▶ **Data for this task**:
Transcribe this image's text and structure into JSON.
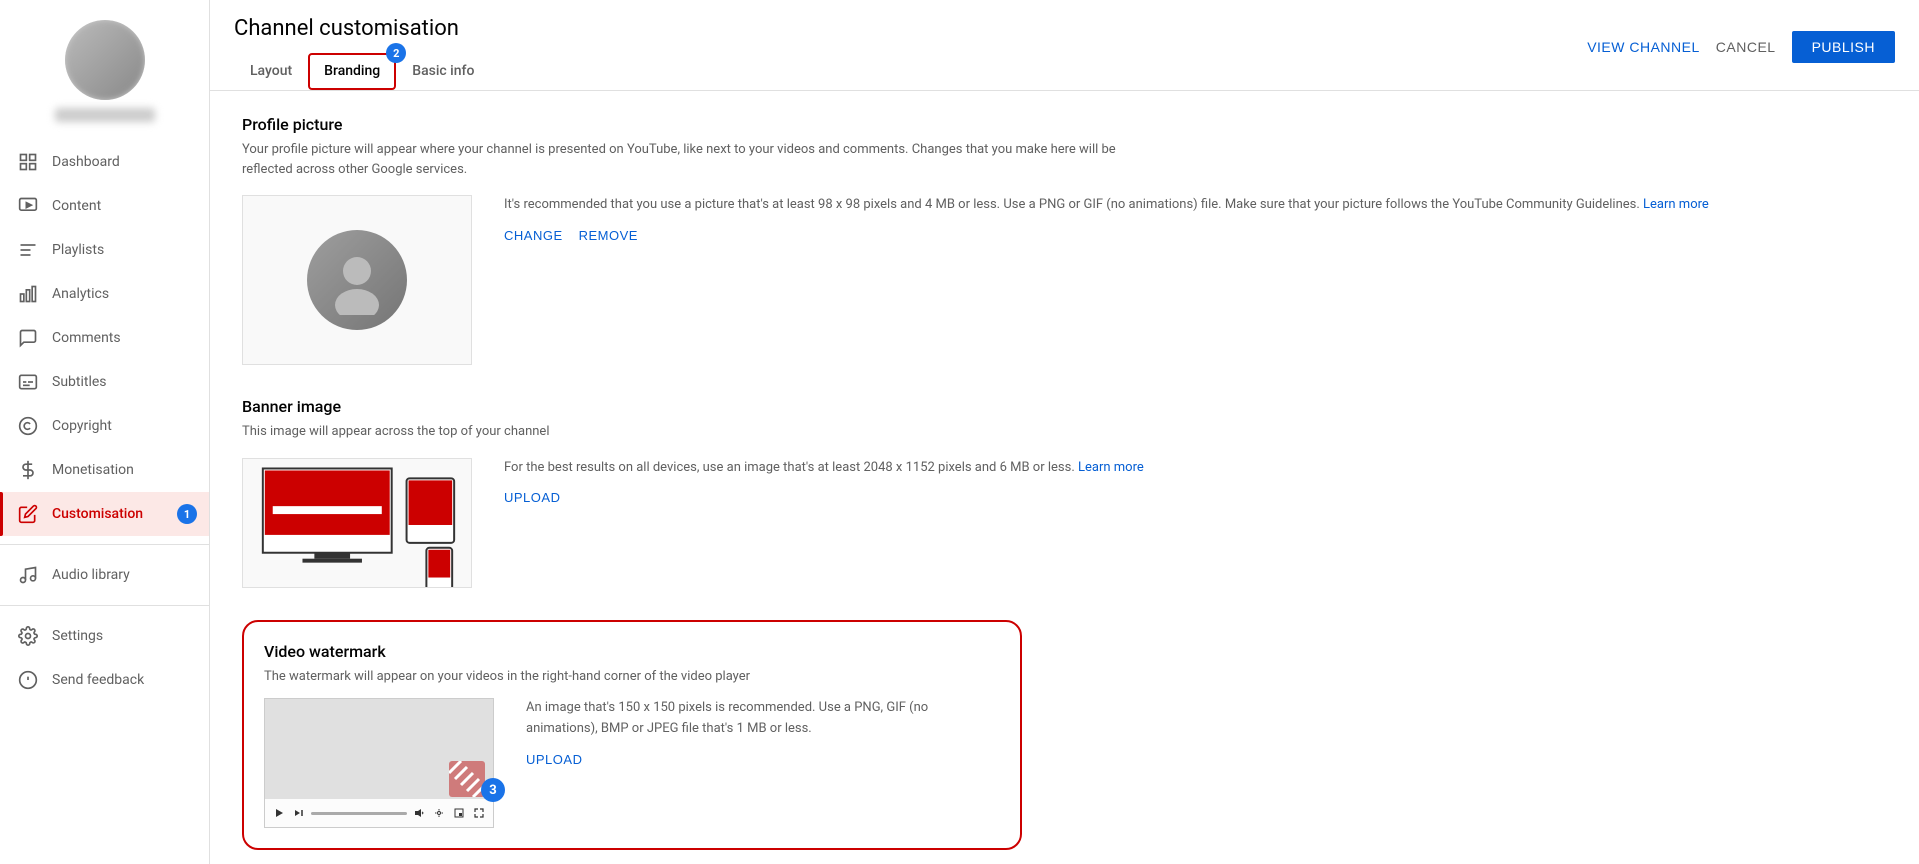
{
  "sidebar": {
    "items": [
      {
        "id": "dashboard",
        "label": "Dashboard",
        "icon": "⊞"
      },
      {
        "id": "content",
        "label": "Content",
        "icon": "▶"
      },
      {
        "id": "playlists",
        "label": "Playlists",
        "icon": "☰"
      },
      {
        "id": "analytics",
        "label": "Analytics",
        "icon": "▦"
      },
      {
        "id": "comments",
        "label": "Comments",
        "icon": "💬"
      },
      {
        "id": "subtitles",
        "label": "Subtitles",
        "icon": "⌨"
      },
      {
        "id": "copyright",
        "label": "Copyright",
        "icon": "©"
      },
      {
        "id": "monetisation",
        "label": "Monetisation",
        "icon": "$"
      },
      {
        "id": "customisation",
        "label": "Customisation",
        "icon": "✏"
      }
    ],
    "bottom_items": [
      {
        "id": "audio-library",
        "label": "Audio library",
        "icon": "🎵"
      },
      {
        "id": "settings",
        "label": "Settings",
        "icon": "⚙"
      },
      {
        "id": "send-feedback",
        "label": "Send feedback",
        "icon": "!"
      }
    ]
  },
  "header": {
    "title": "Channel customisation",
    "tabs": [
      {
        "id": "layout",
        "label": "Layout",
        "active": false
      },
      {
        "id": "branding",
        "label": "Branding",
        "active": true
      },
      {
        "id": "basic-info",
        "label": "Basic info",
        "active": false
      }
    ],
    "actions": {
      "view_channel": "VIEW CHANNEL",
      "cancel": "CANCEL",
      "publish": "PUBLISH"
    }
  },
  "sections": {
    "profile_picture": {
      "title": "Profile picture",
      "description": "Your profile picture will appear where your channel is presented on YouTube, like next to your videos and comments. Changes that you make here will be reflected across other Google services.",
      "info": "It's recommended that you use a picture that's at least 98 x 98 pixels and 4 MB or less. Use a PNG or GIF (no animations) file. Make sure that your picture follows the YouTube Community Guidelines.",
      "learn_more": "Learn more",
      "change_btn": "CHANGE",
      "remove_btn": "REMOVE"
    },
    "banner_image": {
      "title": "Banner image",
      "description": "This image will appear across the top of your channel",
      "info": "For the best results on all devices, use an image that's at least 2048 x 1152 pixels and 6 MB or less.",
      "learn_more": "Learn more",
      "upload_btn": "UPLOAD"
    },
    "video_watermark": {
      "title": "Video watermark",
      "description": "The watermark will appear on your videos in the right-hand corner of the video player",
      "info": "An image that's 150 x 150 pixels is recommended. Use a PNG, GIF (no animations), BMP or JPEG file that's 1 MB or less.",
      "upload_btn": "UPLOAD"
    }
  },
  "badges": {
    "badge_1": "1",
    "badge_2": "2",
    "badge_3": "3"
  }
}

▶ **Task description**: Give the number of lines that carry the word "appear", with nothing added.

▶ **Result for this task**: 3